## Data for processing
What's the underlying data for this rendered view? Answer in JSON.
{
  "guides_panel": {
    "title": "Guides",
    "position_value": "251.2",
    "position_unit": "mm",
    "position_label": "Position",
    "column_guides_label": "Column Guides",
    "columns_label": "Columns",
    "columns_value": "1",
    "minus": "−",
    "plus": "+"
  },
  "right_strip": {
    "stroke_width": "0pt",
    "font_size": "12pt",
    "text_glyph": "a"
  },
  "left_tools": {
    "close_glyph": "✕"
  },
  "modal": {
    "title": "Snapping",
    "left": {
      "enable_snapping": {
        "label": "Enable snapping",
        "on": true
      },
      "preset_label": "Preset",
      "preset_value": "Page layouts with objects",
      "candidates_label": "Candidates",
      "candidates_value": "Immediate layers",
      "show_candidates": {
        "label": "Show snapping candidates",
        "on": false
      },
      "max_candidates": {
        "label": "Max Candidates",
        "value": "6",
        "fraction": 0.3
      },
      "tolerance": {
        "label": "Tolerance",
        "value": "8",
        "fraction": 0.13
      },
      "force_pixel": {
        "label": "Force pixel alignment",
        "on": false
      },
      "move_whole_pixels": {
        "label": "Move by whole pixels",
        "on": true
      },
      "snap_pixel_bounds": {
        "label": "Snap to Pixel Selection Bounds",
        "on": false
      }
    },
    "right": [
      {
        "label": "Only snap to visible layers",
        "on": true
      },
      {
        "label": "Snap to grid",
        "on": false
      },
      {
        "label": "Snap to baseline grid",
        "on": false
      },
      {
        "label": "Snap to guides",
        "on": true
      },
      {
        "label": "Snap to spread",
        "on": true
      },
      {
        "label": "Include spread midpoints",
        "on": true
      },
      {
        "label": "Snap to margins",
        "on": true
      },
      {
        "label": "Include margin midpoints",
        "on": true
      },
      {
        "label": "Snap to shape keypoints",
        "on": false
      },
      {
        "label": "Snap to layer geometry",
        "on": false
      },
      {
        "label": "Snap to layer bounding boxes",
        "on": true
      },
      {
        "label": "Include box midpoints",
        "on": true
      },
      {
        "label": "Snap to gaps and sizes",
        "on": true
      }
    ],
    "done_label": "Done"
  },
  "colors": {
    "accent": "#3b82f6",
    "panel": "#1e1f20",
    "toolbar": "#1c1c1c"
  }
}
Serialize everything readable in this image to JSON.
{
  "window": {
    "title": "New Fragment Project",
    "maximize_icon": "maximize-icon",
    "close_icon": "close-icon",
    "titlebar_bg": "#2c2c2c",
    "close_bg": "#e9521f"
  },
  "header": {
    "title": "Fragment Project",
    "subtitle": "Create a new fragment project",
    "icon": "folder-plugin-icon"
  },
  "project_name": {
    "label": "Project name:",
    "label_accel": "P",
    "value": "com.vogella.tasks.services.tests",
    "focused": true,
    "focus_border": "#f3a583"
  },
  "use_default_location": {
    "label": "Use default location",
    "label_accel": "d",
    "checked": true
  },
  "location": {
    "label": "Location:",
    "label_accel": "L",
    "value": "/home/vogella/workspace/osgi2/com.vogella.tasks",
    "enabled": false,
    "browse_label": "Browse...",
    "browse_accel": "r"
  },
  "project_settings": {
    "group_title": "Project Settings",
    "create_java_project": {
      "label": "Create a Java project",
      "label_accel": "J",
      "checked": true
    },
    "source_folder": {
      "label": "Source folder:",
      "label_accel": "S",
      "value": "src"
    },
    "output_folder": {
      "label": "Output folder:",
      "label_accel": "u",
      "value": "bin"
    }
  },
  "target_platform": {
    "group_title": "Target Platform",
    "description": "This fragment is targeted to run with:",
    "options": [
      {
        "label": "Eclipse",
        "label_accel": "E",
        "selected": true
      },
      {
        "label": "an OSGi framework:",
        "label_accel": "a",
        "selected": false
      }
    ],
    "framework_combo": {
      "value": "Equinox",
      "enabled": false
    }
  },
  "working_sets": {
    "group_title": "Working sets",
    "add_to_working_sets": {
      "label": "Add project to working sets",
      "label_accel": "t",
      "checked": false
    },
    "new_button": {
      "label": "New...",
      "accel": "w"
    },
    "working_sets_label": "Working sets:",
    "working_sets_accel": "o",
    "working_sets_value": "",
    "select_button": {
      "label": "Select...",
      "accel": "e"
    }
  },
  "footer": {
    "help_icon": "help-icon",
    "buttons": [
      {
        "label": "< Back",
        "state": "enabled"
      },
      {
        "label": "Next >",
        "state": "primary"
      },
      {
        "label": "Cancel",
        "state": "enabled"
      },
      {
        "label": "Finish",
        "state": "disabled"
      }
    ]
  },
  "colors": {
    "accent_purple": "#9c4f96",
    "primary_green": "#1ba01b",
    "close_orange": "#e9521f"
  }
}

## Task prompt
Give the number of lines that carry the word "layers", with nothing added.

## Answer
2